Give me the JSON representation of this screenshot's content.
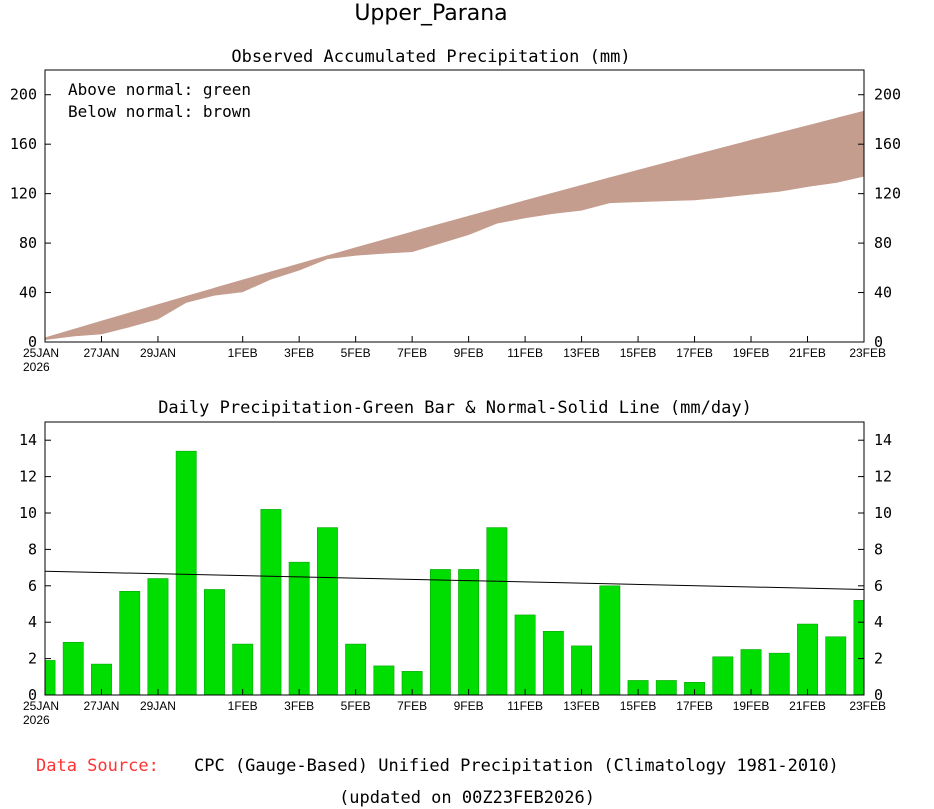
{
  "title": "Upper_Parana",
  "colors": {
    "above": "#00cc00",
    "below": "#c49d8e",
    "bar": "#00dd00",
    "data_source_label": "#ff3333"
  },
  "footer": {
    "source_label": "Data Source:",
    "source_text": "CPC (Gauge-Based) Unified Precipitation (Climatology 1981-2010)",
    "updated": "(updated on 00Z23FEB2026)"
  },
  "chart_data": [
    {
      "type": "area",
      "title": "Observed Accumulated Precipitation (mm)",
      "legend_lines": [
        "Above normal: green",
        "Below normal: brown"
      ],
      "x_tick_labels": [
        "25JAN",
        "27JAN",
        "29JAN",
        "1FEB",
        "3FEB",
        "5FEB",
        "7FEB",
        "9FEB",
        "11FEB",
        "13FEB",
        "15FEB",
        "17FEB",
        "19FEB",
        "21FEB",
        "23FEB"
      ],
      "x_year_label": "2026",
      "x_tick_days": [
        0,
        2,
        4,
        7,
        9,
        11,
        13,
        15,
        17,
        19,
        21,
        23,
        25,
        27,
        29
      ],
      "ylim": [
        0,
        220
      ],
      "yticks": [
        0,
        40,
        80,
        120,
        160,
        200
      ],
      "series": [
        {
          "name": "Normal accumulated",
          "values": [
            3.4,
            10.2,
            17.0,
            23.6,
            30.3,
            37.0,
            43.6,
            50.2,
            56.8,
            63.3,
            69.8,
            76.3,
            82.7,
            89.1,
            95.5,
            101.8,
            108.1,
            114.4,
            120.6,
            126.8,
            132.9,
            139.0,
            145.1,
            151.2,
            157.2,
            163.2,
            169.1,
            175.0,
            180.9,
            186.7
          ]
        },
        {
          "name": "Observed accumulated",
          "values": [
            1.9,
            4.8,
            6.5,
            12.2,
            18.6,
            32.0,
            37.8,
            40.6,
            50.8,
            58.1,
            67.3,
            70.1,
            71.7,
            73.0,
            79.9,
            86.8,
            96.0,
            100.4,
            103.9,
            106.6,
            112.6,
            113.4,
            114.2,
            114.9,
            117.0,
            119.5,
            121.8,
            125.7,
            128.9,
            134.1
          ]
        }
      ]
    },
    {
      "type": "bar",
      "title": "Daily Precipitation-Green Bar & Normal-Solid Line (mm/day)",
      "x_tick_labels": [
        "25JAN",
        "27JAN",
        "29JAN",
        "1FEB",
        "3FEB",
        "5FEB",
        "7FEB",
        "9FEB",
        "11FEB",
        "13FEB",
        "15FEB",
        "17FEB",
        "19FEB",
        "21FEB",
        "23FEB"
      ],
      "x_year_label": "2026",
      "x_tick_days": [
        0,
        2,
        4,
        7,
        9,
        11,
        13,
        15,
        17,
        19,
        21,
        23,
        25,
        27,
        29
      ],
      "ylim": [
        0,
        15
      ],
      "yticks": [
        0,
        2,
        4,
        6,
        8,
        10,
        12,
        14
      ],
      "values": [
        1.9,
        2.9,
        1.7,
        5.7,
        6.4,
        13.4,
        5.8,
        2.8,
        10.2,
        7.3,
        9.2,
        2.8,
        1.6,
        1.3,
        6.9,
        6.9,
        9.2,
        4.4,
        3.5,
        2.7,
        6.0,
        0.8,
        0.8,
        0.7,
        2.1,
        2.5,
        2.3,
        3.9,
        3.2,
        5.2
      ],
      "normal_line": {
        "start": 6.8,
        "end": 5.8
      }
    }
  ]
}
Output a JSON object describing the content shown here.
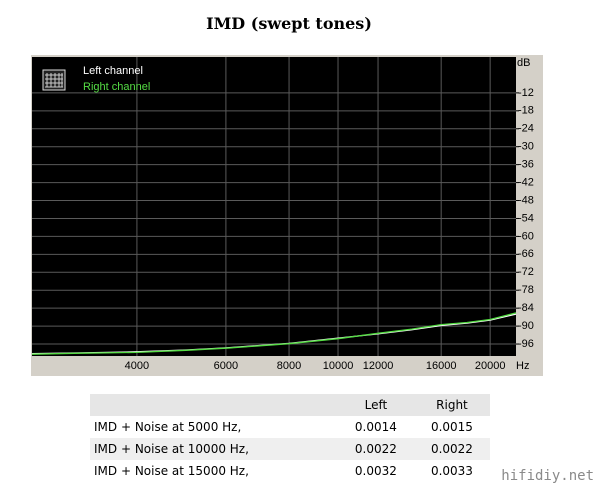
{
  "chart_data": {
    "type": "line",
    "title": "IMD (swept tones)",
    "xscale": "log",
    "x_label": "Hz",
    "y_label": "dB",
    "x": [
      2480,
      3000,
      4000,
      5000,
      6000,
      8000,
      10000,
      12000,
      14000,
      16000,
      18000,
      20000,
      22500
    ],
    "series": [
      {
        "name": "Left channel",
        "color": "#ffffff",
        "values": [
          -99.2,
          -99.0,
          -98.6,
          -98.0,
          -97.3,
          -95.8,
          -94.0,
          -92.6,
          -91.2,
          -89.8,
          -89.0,
          -88.0,
          -86.0
        ]
      },
      {
        "name": "Right channel",
        "color": "#55dd44",
        "values": [
          -99.4,
          -99.1,
          -98.8,
          -98.1,
          -97.4,
          -95.9,
          -94.2,
          -92.4,
          -91.0,
          -89.5,
          -88.8,
          -87.8,
          -85.6
        ]
      }
    ],
    "xlim": [
      2480,
      22500
    ],
    "xticks": [
      4000,
      6000,
      8000,
      10000,
      12000,
      16000,
      20000
    ],
    "ylim": [
      -100,
      0
    ],
    "yticks": [
      -12,
      -18,
      -24,
      -30,
      -36,
      -42,
      -48,
      -54,
      -60,
      -66,
      -72,
      -78,
      -84,
      -90,
      -96
    ],
    "grid": true,
    "legend": "top-left"
  },
  "table": {
    "columns": [
      "Left",
      "Right"
    ],
    "rows": [
      [
        "IMD + Noise at 5000 Hz,",
        "0.0014",
        "0.0015"
      ],
      [
        "IMD + Noise at 10000 Hz,",
        "0.0022",
        "0.0022"
      ],
      [
        "IMD + Noise at 15000 Hz,",
        "0.0032",
        "0.0033"
      ]
    ]
  },
  "watermark": "hifidiy.net"
}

━━━━━━━━━━━━━━━━━━━━━━━━━━━━━━

Problem – Retype the records exactly. Any image in them should not appear in what you write.

The solution –
Give me the JSON representation of this screenshot's content.
{
  "title": "Upper_Parana",
  "colors": {
    "above": "#00cc00",
    "below": "#c49d8e",
    "bar": "#00dd00",
    "data_source_label": "#ff3333"
  },
  "footer": {
    "source_label": "Data Source:",
    "source_text": "CPC (Gauge-Based) Unified Precipitation (Climatology 1981-2010)",
    "updated": "(updated on 00Z23FEB2026)"
  },
  "chart_data": [
    {
      "type": "area",
      "title": "Observed Accumulated Precipitation (mm)",
      "legend_lines": [
        "Above normal: green",
        "Below normal: brown"
      ],
      "x_tick_labels": [
        "25JAN",
        "27JAN",
        "29JAN",
        "1FEB",
        "3FEB",
        "5FEB",
        "7FEB",
        "9FEB",
        "11FEB",
        "13FEB",
        "15FEB",
        "17FEB",
        "19FEB",
        "21FEB",
        "23FEB"
      ],
      "x_year_label": "2026",
      "x_tick_days": [
        0,
        2,
        4,
        7,
        9,
        11,
        13,
        15,
        17,
        19,
        21,
        23,
        25,
        27,
        29
      ],
      "ylim": [
        0,
        220
      ],
      "yticks": [
        0,
        40,
        80,
        120,
        160,
        200
      ],
      "series": [
        {
          "name": "Normal accumulated",
          "values": [
            3.4,
            10.2,
            17.0,
            23.6,
            30.3,
            37.0,
            43.6,
            50.2,
            56.8,
            63.3,
            69.8,
            76.3,
            82.7,
            89.1,
            95.5,
            101.8,
            108.1,
            114.4,
            120.6,
            126.8,
            132.9,
            139.0,
            145.1,
            151.2,
            157.2,
            163.2,
            169.1,
            175.0,
            180.9,
            186.7
          ]
        },
        {
          "name": "Observed accumulated",
          "values": [
            1.9,
            4.8,
            6.5,
            12.2,
            18.6,
            32.0,
            37.8,
            40.6,
            50.8,
            58.1,
            67.3,
            70.1,
            71.7,
            73.0,
            79.9,
            86.8,
            96.0,
            100.4,
            103.9,
            106.6,
            112.6,
            113.4,
            114.2,
            114.9,
            117.0,
            119.5,
            121.8,
            125.7,
            128.9,
            134.1
          ]
        }
      ]
    },
    {
      "type": "bar",
      "title": "Daily Precipitation-Green Bar & Normal-Solid Line (mm/day)",
      "x_tick_labels": [
        "25JAN",
        "27JAN",
        "29JAN",
        "1FEB",
        "3FEB",
        "5FEB",
        "7FEB",
        "9FEB",
        "11FEB",
        "13FEB",
        "15FEB",
        "17FEB",
        "19FEB",
        "21FEB",
        "23FEB"
      ],
      "x_year_label": "2026",
      "x_tick_days": [
        0,
        2,
        4,
        7,
        9,
        11,
        13,
        15,
        17,
        19,
        21,
        23,
        25,
        27,
        29
      ],
      "ylim": [
        0,
        15
      ],
      "yticks": [
        0,
        2,
        4,
        6,
        8,
        10,
        12,
        14
      ],
      "values": [
        1.9,
        2.9,
        1.7,
        5.7,
        6.4,
        13.4,
        5.8,
        2.8,
        10.2,
        7.3,
        9.2,
        2.8,
        1.6,
        1.3,
        6.9,
        6.9,
        9.2,
        4.4,
        3.5,
        2.7,
        6.0,
        0.8,
        0.8,
        0.7,
        2.1,
        2.5,
        2.3,
        3.9,
        3.2,
        5.2
      ],
      "normal_line": {
        "start": 6.8,
        "end": 5.8
      }
    }
  ]
}
Output a JSON object describing the content shown here.
{
  "chart_data": {
    "type": "line",
    "title": "IMD (swept tones)",
    "xscale": "log",
    "x_label": "Hz",
    "y_label": "dB",
    "x": [
      2480,
      3000,
      4000,
      5000,
      6000,
      8000,
      10000,
      12000,
      14000,
      16000,
      18000,
      20000,
      22500
    ],
    "series": [
      {
        "name": "Left channel",
        "color": "#ffffff",
        "values": [
          -99.2,
          -99.0,
          -98.6,
          -98.0,
          -97.3,
          -95.8,
          -94.0,
          -92.6,
          -91.2,
          -89.8,
          -89.0,
          -88.0,
          -86.0
        ]
      },
      {
        "name": "Right channel",
        "color": "#55dd44",
        "values": [
          -99.4,
          -99.1,
          -98.8,
          -98.1,
          -97.4,
          -95.9,
          -94.2,
          -92.4,
          -91.0,
          -89.5,
          -88.8,
          -87.8,
          -85.6
        ]
      }
    ],
    "xlim": [
      2480,
      22500
    ],
    "xticks": [
      4000,
      6000,
      8000,
      10000,
      12000,
      16000,
      20000
    ],
    "ylim": [
      -100,
      0
    ],
    "yticks": [
      -12,
      -18,
      -24,
      -30,
      -36,
      -42,
      -48,
      -54,
      -60,
      -66,
      -72,
      -78,
      -84,
      -90,
      -96
    ],
    "grid": true,
    "legend": "top-left"
  },
  "table": {
    "columns": [
      "Left",
      "Right"
    ],
    "rows": [
      [
        "IMD + Noise at 5000 Hz,",
        "0.0014",
        "0.0015"
      ],
      [
        "IMD + Noise at 10000 Hz,",
        "0.0022",
        "0.0022"
      ],
      [
        "IMD + Noise at 15000 Hz,",
        "0.0032",
        "0.0033"
      ]
    ]
  },
  "watermark": "hifidiy.net"
}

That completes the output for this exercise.